■ Requirement: Look through the entries for the string "Separated" and copy every line where it shows up.

■ Material provided:
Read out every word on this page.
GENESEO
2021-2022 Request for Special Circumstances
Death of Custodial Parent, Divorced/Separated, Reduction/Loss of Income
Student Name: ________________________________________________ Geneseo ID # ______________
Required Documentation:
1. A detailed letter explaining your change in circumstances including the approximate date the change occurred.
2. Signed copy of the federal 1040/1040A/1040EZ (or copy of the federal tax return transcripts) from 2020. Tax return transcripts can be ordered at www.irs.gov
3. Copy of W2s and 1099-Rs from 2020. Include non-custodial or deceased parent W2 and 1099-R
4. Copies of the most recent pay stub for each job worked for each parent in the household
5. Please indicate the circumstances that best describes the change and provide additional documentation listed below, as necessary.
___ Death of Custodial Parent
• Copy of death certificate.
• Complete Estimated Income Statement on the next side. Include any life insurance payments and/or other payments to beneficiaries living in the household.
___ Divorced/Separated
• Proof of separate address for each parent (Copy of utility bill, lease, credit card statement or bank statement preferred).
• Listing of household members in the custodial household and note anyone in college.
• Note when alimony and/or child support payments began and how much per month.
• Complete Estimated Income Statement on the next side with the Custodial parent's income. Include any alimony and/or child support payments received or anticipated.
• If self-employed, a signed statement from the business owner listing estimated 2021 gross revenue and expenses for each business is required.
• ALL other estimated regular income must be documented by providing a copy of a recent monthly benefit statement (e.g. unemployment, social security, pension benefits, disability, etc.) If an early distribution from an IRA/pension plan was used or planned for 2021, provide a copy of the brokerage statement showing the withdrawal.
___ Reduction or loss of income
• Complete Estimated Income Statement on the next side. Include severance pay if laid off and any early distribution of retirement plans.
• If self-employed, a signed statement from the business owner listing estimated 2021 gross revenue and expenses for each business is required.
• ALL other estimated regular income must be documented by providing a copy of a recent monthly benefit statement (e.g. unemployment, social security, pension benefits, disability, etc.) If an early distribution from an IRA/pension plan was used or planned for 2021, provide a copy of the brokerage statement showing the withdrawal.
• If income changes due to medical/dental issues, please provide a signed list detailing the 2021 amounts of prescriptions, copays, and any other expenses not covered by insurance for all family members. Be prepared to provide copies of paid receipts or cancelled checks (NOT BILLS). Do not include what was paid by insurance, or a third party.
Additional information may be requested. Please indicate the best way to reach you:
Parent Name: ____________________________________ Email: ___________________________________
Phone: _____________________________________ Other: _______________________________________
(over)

■ Answer:
Death of Custodial Parent, Divorced/Separated, Reduction/Loss of Income
___ Divorced/Separated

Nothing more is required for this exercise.